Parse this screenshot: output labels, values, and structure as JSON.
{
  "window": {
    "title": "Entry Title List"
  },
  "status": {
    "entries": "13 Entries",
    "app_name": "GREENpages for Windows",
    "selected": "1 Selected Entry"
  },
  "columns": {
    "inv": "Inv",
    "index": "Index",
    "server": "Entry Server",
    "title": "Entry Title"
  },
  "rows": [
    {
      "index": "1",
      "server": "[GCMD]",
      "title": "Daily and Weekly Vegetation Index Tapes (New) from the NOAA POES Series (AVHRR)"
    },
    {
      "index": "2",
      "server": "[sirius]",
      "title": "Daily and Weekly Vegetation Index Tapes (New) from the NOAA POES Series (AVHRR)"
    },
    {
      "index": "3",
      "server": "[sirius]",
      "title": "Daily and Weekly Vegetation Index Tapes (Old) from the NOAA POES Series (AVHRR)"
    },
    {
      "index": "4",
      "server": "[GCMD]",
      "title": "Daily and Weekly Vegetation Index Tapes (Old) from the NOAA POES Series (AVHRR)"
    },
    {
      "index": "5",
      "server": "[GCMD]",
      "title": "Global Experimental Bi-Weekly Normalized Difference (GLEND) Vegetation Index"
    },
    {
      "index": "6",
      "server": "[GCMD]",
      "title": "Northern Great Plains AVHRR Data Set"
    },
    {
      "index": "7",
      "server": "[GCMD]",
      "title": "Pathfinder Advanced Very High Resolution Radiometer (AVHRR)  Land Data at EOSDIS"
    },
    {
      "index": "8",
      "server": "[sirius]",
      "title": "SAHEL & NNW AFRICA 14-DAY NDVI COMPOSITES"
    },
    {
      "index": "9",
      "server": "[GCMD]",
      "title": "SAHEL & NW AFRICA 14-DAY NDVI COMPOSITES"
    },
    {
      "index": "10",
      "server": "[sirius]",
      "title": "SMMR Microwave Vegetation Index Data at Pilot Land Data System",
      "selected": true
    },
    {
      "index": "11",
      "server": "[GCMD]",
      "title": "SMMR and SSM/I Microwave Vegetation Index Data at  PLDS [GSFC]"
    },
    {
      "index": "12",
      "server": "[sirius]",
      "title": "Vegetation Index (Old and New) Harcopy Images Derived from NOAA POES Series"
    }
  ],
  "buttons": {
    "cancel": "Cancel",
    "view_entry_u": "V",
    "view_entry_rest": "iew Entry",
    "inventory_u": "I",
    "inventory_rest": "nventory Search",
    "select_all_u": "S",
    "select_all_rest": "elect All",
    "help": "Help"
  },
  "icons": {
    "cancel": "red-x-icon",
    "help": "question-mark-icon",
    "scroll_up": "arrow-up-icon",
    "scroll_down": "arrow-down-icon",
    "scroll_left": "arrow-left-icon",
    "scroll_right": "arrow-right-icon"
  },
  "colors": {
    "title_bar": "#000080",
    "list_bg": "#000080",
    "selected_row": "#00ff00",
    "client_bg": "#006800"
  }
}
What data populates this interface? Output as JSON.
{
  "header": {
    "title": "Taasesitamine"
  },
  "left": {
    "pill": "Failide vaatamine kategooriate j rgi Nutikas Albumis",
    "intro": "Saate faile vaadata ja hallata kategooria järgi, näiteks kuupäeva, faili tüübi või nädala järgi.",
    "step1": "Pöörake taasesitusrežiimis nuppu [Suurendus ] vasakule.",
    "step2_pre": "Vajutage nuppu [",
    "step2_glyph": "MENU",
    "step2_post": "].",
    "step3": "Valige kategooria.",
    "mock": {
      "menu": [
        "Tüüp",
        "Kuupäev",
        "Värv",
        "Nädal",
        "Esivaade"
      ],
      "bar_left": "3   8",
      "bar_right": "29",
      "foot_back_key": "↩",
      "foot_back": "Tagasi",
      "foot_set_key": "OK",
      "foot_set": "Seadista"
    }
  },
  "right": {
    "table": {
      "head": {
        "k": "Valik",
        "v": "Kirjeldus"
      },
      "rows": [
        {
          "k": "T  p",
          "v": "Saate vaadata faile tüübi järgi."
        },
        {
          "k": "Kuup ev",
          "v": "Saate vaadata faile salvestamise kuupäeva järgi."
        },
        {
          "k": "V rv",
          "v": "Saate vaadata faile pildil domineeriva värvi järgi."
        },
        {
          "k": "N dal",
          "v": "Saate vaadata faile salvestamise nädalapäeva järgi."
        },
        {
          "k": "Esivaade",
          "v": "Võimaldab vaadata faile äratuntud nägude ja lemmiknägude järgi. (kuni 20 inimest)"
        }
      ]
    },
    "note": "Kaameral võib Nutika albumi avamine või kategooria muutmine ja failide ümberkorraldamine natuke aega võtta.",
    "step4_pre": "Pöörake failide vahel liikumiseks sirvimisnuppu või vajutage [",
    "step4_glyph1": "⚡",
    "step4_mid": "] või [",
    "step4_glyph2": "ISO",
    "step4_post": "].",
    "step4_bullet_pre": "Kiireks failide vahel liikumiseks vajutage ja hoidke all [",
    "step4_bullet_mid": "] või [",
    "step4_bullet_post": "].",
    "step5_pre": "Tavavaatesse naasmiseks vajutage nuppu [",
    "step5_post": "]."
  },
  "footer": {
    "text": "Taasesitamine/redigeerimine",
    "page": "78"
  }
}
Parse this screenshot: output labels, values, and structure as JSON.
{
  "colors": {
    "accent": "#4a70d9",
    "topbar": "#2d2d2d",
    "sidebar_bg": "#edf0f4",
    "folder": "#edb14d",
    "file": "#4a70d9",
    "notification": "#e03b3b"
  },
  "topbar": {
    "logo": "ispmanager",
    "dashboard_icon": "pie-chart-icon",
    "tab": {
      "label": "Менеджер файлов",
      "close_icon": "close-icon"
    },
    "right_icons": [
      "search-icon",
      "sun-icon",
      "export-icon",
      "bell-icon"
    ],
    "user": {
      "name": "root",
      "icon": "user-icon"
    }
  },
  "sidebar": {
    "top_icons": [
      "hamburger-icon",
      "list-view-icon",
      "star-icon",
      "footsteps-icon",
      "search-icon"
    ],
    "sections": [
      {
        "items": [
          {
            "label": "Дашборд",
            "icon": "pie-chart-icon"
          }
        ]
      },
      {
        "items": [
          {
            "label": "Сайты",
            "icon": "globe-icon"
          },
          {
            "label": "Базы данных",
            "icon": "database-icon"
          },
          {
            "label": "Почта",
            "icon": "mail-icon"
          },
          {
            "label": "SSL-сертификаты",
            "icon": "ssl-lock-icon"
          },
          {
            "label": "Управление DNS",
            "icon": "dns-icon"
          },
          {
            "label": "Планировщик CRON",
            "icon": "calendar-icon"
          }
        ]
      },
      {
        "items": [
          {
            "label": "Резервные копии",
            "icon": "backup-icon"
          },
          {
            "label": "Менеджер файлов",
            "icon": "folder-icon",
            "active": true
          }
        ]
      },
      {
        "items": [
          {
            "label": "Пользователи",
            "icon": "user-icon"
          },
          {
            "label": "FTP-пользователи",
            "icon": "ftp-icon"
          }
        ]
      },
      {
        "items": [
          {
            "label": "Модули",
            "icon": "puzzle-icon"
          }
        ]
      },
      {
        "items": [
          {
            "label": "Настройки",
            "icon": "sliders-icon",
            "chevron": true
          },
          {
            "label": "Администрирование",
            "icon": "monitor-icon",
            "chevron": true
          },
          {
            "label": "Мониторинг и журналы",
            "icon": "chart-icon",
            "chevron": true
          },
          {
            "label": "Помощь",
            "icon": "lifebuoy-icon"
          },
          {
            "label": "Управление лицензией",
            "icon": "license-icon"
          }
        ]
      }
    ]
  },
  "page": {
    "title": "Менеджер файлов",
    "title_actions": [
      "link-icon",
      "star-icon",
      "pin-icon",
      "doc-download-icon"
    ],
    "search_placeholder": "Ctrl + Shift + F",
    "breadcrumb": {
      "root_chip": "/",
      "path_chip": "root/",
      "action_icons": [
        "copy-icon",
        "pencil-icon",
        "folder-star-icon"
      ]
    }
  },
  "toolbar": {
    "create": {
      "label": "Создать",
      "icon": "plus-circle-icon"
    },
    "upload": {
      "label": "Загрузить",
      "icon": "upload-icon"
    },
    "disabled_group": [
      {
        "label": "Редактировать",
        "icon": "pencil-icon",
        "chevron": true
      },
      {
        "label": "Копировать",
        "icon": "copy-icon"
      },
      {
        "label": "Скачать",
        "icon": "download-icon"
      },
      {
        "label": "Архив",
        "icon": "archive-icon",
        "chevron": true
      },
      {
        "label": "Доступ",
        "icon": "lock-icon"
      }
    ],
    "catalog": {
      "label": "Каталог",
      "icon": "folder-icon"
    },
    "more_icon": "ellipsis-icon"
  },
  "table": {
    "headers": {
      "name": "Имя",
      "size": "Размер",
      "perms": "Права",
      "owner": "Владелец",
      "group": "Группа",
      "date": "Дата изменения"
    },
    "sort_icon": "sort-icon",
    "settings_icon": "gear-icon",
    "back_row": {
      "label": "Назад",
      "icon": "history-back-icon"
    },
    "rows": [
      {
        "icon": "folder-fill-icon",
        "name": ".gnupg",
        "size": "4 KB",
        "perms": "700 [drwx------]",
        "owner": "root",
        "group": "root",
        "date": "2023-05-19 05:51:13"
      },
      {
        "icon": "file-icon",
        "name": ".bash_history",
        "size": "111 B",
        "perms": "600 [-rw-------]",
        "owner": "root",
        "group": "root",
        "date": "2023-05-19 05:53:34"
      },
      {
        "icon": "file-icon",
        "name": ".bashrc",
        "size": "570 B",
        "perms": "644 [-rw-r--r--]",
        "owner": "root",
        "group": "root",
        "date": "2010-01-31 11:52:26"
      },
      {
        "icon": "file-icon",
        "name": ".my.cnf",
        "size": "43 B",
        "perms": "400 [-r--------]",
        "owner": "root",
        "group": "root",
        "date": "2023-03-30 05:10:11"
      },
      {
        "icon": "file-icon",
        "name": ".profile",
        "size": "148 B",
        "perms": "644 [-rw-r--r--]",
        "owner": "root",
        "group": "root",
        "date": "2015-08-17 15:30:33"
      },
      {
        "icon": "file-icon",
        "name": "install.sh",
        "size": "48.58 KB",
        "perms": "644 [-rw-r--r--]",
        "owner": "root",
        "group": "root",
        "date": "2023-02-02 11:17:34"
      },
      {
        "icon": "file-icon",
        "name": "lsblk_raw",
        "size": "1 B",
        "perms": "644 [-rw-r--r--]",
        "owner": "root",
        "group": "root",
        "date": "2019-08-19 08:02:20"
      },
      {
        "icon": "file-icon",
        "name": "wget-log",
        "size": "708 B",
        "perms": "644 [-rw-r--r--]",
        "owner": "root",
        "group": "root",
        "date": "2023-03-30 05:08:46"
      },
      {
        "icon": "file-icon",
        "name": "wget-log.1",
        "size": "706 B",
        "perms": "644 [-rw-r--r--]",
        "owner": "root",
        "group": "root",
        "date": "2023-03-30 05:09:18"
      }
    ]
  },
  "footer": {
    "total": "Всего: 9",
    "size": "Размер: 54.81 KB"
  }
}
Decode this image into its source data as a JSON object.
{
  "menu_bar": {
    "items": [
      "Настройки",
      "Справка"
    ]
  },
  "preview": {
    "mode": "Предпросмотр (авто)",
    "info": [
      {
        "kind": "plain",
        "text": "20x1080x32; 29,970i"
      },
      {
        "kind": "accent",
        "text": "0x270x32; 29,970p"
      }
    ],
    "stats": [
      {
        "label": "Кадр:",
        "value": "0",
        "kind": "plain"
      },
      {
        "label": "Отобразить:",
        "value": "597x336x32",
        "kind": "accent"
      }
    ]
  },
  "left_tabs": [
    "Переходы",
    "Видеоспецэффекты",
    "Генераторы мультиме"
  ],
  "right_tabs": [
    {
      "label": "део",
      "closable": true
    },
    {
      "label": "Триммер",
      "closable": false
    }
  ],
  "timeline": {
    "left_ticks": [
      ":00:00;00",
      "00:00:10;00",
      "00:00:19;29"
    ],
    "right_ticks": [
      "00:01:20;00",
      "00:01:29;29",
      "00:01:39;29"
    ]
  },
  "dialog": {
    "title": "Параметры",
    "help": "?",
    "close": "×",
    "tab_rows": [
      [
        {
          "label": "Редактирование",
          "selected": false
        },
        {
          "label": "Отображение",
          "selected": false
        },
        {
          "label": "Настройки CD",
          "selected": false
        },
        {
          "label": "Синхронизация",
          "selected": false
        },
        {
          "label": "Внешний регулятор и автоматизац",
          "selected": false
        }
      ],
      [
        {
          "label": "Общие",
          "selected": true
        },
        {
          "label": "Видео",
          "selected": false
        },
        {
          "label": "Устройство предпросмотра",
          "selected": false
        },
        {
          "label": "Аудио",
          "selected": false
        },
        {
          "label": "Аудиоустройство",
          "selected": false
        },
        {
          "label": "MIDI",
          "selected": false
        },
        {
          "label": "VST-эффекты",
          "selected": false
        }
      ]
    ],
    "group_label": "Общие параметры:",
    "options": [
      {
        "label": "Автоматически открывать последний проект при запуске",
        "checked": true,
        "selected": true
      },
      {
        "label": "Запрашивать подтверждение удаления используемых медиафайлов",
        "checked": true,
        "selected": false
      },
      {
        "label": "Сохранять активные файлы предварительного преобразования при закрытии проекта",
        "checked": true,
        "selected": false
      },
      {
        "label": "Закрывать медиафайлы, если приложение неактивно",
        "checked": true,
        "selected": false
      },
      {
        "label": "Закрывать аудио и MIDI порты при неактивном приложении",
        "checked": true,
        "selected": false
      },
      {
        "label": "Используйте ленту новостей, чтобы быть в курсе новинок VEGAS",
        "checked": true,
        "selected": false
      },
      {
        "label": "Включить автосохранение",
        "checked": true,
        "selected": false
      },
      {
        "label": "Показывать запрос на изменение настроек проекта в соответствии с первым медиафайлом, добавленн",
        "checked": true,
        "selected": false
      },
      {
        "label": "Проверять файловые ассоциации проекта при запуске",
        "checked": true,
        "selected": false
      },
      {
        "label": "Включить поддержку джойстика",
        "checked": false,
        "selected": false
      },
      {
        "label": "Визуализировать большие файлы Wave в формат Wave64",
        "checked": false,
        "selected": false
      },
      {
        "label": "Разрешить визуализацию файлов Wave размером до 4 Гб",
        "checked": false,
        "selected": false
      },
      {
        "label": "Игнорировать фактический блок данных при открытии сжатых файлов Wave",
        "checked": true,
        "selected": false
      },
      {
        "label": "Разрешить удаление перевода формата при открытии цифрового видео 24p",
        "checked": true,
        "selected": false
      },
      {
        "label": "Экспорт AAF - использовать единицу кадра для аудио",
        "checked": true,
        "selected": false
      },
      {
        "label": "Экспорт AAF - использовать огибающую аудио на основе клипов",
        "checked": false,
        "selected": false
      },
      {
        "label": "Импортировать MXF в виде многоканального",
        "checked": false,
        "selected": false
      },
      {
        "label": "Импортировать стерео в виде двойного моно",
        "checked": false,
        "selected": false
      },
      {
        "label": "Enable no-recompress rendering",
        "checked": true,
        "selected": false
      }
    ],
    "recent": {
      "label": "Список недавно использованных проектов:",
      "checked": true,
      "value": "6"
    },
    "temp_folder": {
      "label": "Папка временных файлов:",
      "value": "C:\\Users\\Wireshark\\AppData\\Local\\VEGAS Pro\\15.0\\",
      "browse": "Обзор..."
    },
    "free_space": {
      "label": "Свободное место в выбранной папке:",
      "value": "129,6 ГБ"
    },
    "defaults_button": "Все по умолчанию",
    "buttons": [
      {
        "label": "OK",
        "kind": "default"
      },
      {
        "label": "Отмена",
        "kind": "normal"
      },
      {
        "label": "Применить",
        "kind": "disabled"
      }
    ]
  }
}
□ □ □ □ □
» Task instructions:
Identify every line above that includes the word "проекта", and show those lines.

» Task response:
        "label": "Сохранять активные файлы предварительного преобразования при закрытии проекта",
        "label": "Показывать запрос на изменение настроек проекта в соответствии с первым медиафайлом, добавленн",
        "label": "Проверять файловые ассоциации проекта при запуске",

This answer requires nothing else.